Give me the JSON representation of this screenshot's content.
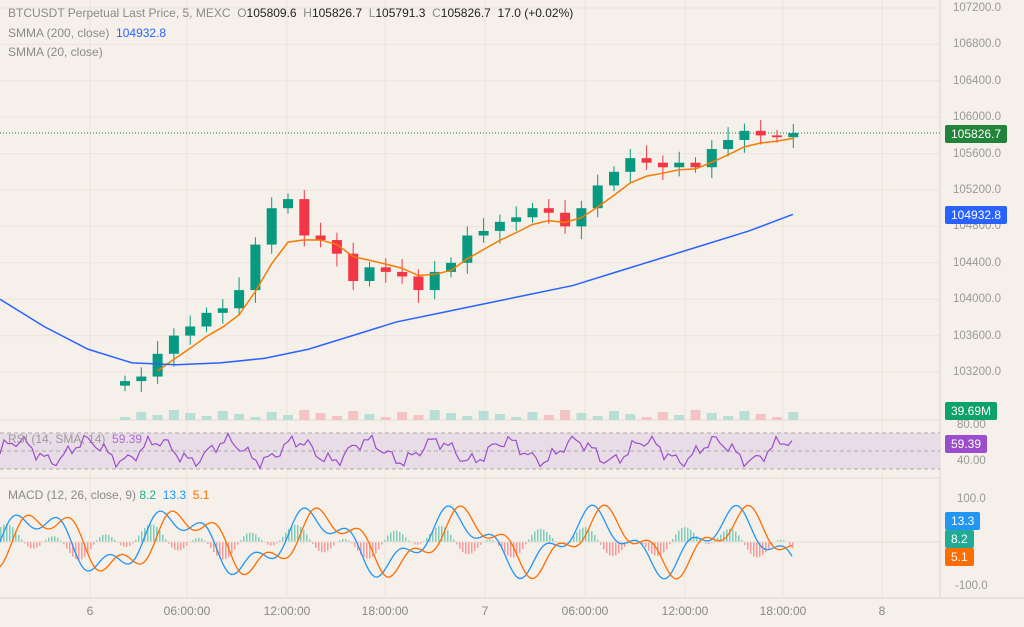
{
  "legend": {
    "symbol": "BTCUSDT Perpetual Last Price, 5, MEXC",
    "o_label": "O",
    "o": "105809.6",
    "h_label": "H",
    "h": "105826.7",
    "l_label": "L",
    "l": "105791.3",
    "c_label": "C",
    "c": "105826.7",
    "change": "17.0 (+0.02%)",
    "smma200_label": "SMMA (200, close)",
    "smma200_value": "104932.8",
    "smma20_label": "SMMA (20, close)",
    "rsi_label": "RSI (14, SMA, 14)",
    "rsi_value": "59.39",
    "macd_label": "MACD (12, 26, close, 9)",
    "macd_hist": "8.2",
    "macd_line": "13.3",
    "macd_signal": "5.1"
  },
  "price_axis": [
    "107200.0",
    "106800.0",
    "106400.0",
    "106000.0",
    "105600.0",
    "105200.0",
    "104800.0",
    "104400.0",
    "104000.0",
    "103600.0",
    "103200.0"
  ],
  "rsi_axis": [
    "80.00",
    "40.00"
  ],
  "macd_axis": [
    "100.0",
    "-100.0"
  ],
  "tags": {
    "price": "105826.7",
    "smma200": "104932.8",
    "volume": "39.69M",
    "rsi": "59.39",
    "macd": "13.3",
    "hist": "8.2",
    "signal": "5.1"
  },
  "time_axis": [
    "6",
    "06:00:00",
    "12:00:00",
    "18:00:00",
    "7",
    "06:00:00",
    "12:00:00",
    "18:00:00",
    "8"
  ],
  "colors": {
    "up": "#089981",
    "down": "#f23645",
    "smma200": "#2962ff",
    "smma20": "#f57c00",
    "rsi": "#9c4dcc",
    "macd": "#2196f3",
    "signal": "#ff6d00",
    "background": "#f5f0ea"
  },
  "chart_data": {
    "type": "candlestick",
    "interval": "1h approx (source 5m)",
    "start": "6 02:00",
    "ylim": [
      102900,
      107300
    ],
    "closes": [
      103100,
      103150,
      103400,
      103600,
      103700,
      103850,
      103900,
      104100,
      104600,
      105000,
      105100,
      104700,
      104650,
      104500,
      104200,
      104350,
      104300,
      104250,
      104100,
      104300,
      104400,
      104700,
      104750,
      104850,
      104900,
      105000,
      104950,
      104800,
      105000,
      105250,
      105400,
      105550,
      105500,
      105450,
      105500,
      105450,
      105650,
      105750,
      105850,
      105800,
      105780,
      105826.7
    ],
    "smma200": [
      104000,
      103700,
      103450,
      103300,
      103280,
      103300,
      103350,
      103450,
      103600,
      103750,
      103850,
      103950,
      104050,
      104150,
      104300,
      104450,
      104600,
      104750,
      104932.8
    ],
    "last_price": 105826.7,
    "volume_last": "39.69M",
    "rsi_last": 59.39,
    "macd_last": 13.3,
    "signal_last": 5.1,
    "hist_last": 8.2
  }
}
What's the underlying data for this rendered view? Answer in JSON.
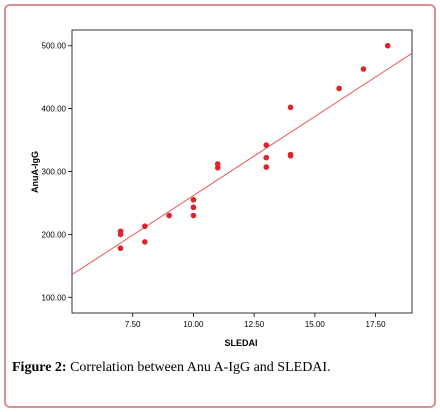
{
  "caption": {
    "label": "Figure 2:",
    "text": " Correlation between Anu A-IgG and SLEDAI."
  },
  "colors": {
    "point": "#e0222a",
    "fit_line": "#e85555",
    "plot_bg": "#ffffff",
    "frame": "#d88f8f"
  },
  "chart_data": {
    "type": "scatter",
    "title": "",
    "xlabel": "SLEDAI",
    "ylabel": "AnuA-IgG",
    "xlim": [
      5,
      19
    ],
    "ylim": [
      75,
      525
    ],
    "xticks": [
      "7.50",
      "10.00",
      "12.50",
      "15.00",
      "17.50"
    ],
    "yticks": [
      "100.00",
      "200.00",
      "300.00",
      "400.00",
      "500.00"
    ],
    "grid": false,
    "points": [
      {
        "x": 7,
        "y": 178
      },
      {
        "x": 7,
        "y": 200
      },
      {
        "x": 7,
        "y": 205
      },
      {
        "x": 8,
        "y": 188
      },
      {
        "x": 8,
        "y": 213
      },
      {
        "x": 9,
        "y": 230
      },
      {
        "x": 10,
        "y": 230
      },
      {
        "x": 10,
        "y": 243
      },
      {
        "x": 10,
        "y": 255
      },
      {
        "x": 11,
        "y": 306
      },
      {
        "x": 11,
        "y": 312
      },
      {
        "x": 13,
        "y": 307
      },
      {
        "x": 13,
        "y": 322
      },
      {
        "x": 13,
        "y": 342
      },
      {
        "x": 14,
        "y": 325
      },
      {
        "x": 14,
        "y": 327
      },
      {
        "x": 14,
        "y": 402
      },
      {
        "x": 16,
        "y": 432
      },
      {
        "x": 17,
        "y": 463
      },
      {
        "x": 18,
        "y": 500
      }
    ],
    "fit_line": [
      {
        "x": 5,
        "y": 136
      },
      {
        "x": 19,
        "y": 488
      }
    ]
  }
}
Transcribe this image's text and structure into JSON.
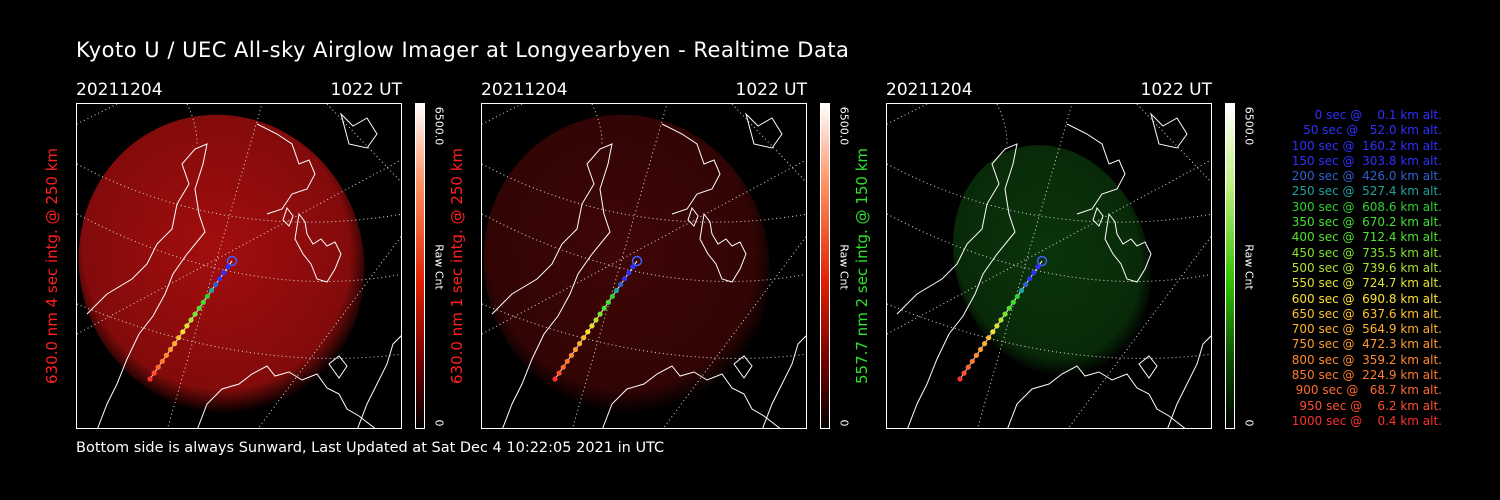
{
  "title": "Kyoto U / UEC All-sky Airglow Imager at Longyearbyen - Realtime Data",
  "footer": "Bottom side is always Sunward, Last Updated at Sat Dec  4 10:22:05 2021 in UTC",
  "panels": [
    {
      "date": "20211204",
      "time": "1022 UT",
      "side_label": "630.0 nm 4 sec intg. @ 250 km",
      "label_color": "#ff2020",
      "cbar_max": "6500.0",
      "cbar_unit": "Raw Cnt",
      "cbar_min": "0",
      "glow_color": "#c01010",
      "glow_opacity": 0.85
    },
    {
      "date": "20211204",
      "time": "1022 UT",
      "side_label": "630.0 nm 1 sec intg. @ 250 km",
      "label_color": "#ff2020",
      "cbar_max": "6500.0",
      "cbar_unit": "Raw Cnt",
      "cbar_min": "0",
      "glow_color": "#5a0808",
      "glow_opacity": 0.7
    },
    {
      "date": "20211204",
      "time": "1022 UT",
      "side_label": "557.7 nm 2 sec intg. @ 150 km",
      "label_color": "#30e030",
      "cbar_max": "6500.0",
      "cbar_unit": "Raw Cnt",
      "cbar_min": "0",
      "glow_color": "#0c3a0c",
      "glow_opacity": 0.9
    }
  ],
  "legend": [
    {
      "text": "   0 sec @    0.1 km alt.",
      "color": "#3030ff"
    },
    {
      "text": "  50 sec @   52.0 km alt.",
      "color": "#3030ff"
    },
    {
      "text": " 100 sec @  160.2 km alt.",
      "color": "#3030ff"
    },
    {
      "text": " 150 sec @  303.8 km alt.",
      "color": "#3030ff"
    },
    {
      "text": " 200 sec @  426.0 km alt.",
      "color": "#3060d0"
    },
    {
      "text": " 250 sec @  527.4 km alt.",
      "color": "#20a0a0"
    },
    {
      "text": " 300 sec @  608.6 km alt.",
      "color": "#30d030"
    },
    {
      "text": " 350 sec @  670.2 km alt.",
      "color": "#40e030"
    },
    {
      "text": " 400 sec @  712.4 km alt.",
      "color": "#50e030"
    },
    {
      "text": " 450 sec @  735.5 km alt.",
      "color": "#80e030"
    },
    {
      "text": " 500 sec @  739.6 km alt.",
      "color": "#b0e030"
    },
    {
      "text": " 550 sec @  724.7 km alt.",
      "color": "#e0e030"
    },
    {
      "text": " 600 sec @  690.8 km alt.",
      "color": "#ffe030"
    },
    {
      "text": " 650 sec @  637.6 km alt.",
      "color": "#ffc030"
    },
    {
      "text": " 700 sec @  564.9 km alt.",
      "color": "#ffb030"
    },
    {
      "text": " 750 sec @  472.3 km alt.",
      "color": "#ff9a30"
    },
    {
      "text": " 800 sec @  359.2 km alt.",
      "color": "#ff8a30"
    },
    {
      "text": " 850 sec @  224.9 km alt.",
      "color": "#ff7a30"
    },
    {
      "text": " 900 sec @   68.7 km alt.",
      "color": "#ff6a30"
    },
    {
      "text": " 950 sec @    6.2 km alt.",
      "color": "#ff5030"
    },
    {
      "text": "1000 sec @    0.4 km alt.",
      "color": "#ff3030"
    }
  ]
}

◆ Task instructions
Take every line containing the word "SLEDAI" and copy it.

◆ Exercise response
    "text": " Correlation between Anu A-IgG and SLEDAI."
    "xlabel": "SLEDAI",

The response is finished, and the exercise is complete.